* Given entries *
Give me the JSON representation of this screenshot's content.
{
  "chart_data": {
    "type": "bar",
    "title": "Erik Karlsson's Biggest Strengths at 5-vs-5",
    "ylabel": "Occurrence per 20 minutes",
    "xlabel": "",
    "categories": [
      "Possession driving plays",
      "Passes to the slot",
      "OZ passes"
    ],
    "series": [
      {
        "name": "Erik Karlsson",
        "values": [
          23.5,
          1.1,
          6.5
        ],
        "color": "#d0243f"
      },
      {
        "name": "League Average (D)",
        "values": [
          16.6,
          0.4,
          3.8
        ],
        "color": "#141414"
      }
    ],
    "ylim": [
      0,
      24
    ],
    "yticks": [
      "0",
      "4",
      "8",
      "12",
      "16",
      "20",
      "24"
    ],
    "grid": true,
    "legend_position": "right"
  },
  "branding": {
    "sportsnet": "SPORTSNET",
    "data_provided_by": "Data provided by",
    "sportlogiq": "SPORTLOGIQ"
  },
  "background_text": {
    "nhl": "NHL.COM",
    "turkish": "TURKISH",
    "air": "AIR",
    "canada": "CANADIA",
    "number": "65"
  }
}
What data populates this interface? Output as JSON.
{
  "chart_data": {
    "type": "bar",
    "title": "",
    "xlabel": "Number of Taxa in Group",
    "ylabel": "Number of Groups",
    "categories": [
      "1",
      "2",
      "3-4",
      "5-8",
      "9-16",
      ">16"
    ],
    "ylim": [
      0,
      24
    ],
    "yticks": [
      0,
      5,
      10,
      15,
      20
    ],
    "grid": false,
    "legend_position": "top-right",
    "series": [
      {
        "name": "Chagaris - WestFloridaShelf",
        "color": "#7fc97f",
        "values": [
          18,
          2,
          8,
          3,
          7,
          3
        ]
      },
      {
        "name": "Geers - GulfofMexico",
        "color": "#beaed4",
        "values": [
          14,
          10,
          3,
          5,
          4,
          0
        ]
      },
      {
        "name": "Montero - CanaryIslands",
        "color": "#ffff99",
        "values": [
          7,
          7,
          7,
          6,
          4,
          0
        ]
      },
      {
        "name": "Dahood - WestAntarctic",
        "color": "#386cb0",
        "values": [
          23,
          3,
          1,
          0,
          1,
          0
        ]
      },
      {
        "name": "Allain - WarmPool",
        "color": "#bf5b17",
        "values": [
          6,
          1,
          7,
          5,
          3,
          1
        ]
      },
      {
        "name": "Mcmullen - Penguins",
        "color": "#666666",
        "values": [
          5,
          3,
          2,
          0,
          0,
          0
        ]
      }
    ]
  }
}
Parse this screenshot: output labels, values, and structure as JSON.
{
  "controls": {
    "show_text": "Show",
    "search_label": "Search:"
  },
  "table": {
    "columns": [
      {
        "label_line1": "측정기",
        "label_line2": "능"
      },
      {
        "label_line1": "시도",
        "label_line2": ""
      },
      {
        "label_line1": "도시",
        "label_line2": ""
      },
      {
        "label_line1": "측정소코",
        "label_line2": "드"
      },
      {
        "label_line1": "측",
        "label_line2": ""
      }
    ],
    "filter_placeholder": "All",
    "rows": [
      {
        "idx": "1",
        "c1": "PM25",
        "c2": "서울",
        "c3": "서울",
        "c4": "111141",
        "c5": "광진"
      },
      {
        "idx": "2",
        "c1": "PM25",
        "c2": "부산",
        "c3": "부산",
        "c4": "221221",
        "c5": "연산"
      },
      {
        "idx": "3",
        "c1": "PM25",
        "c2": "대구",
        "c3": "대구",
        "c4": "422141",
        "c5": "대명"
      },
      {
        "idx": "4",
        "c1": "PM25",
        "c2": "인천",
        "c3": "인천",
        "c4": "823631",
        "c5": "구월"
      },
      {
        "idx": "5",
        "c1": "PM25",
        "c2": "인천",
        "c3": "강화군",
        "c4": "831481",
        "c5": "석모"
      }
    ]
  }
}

* Task instructions *
Copy each line above that contains the word "this".

* Final result *
Give me the JSON representation of this screenshot's content.
What data populates this interface? Output as JSON.
Parse this screenshot: output labels, values, and structure as JSON.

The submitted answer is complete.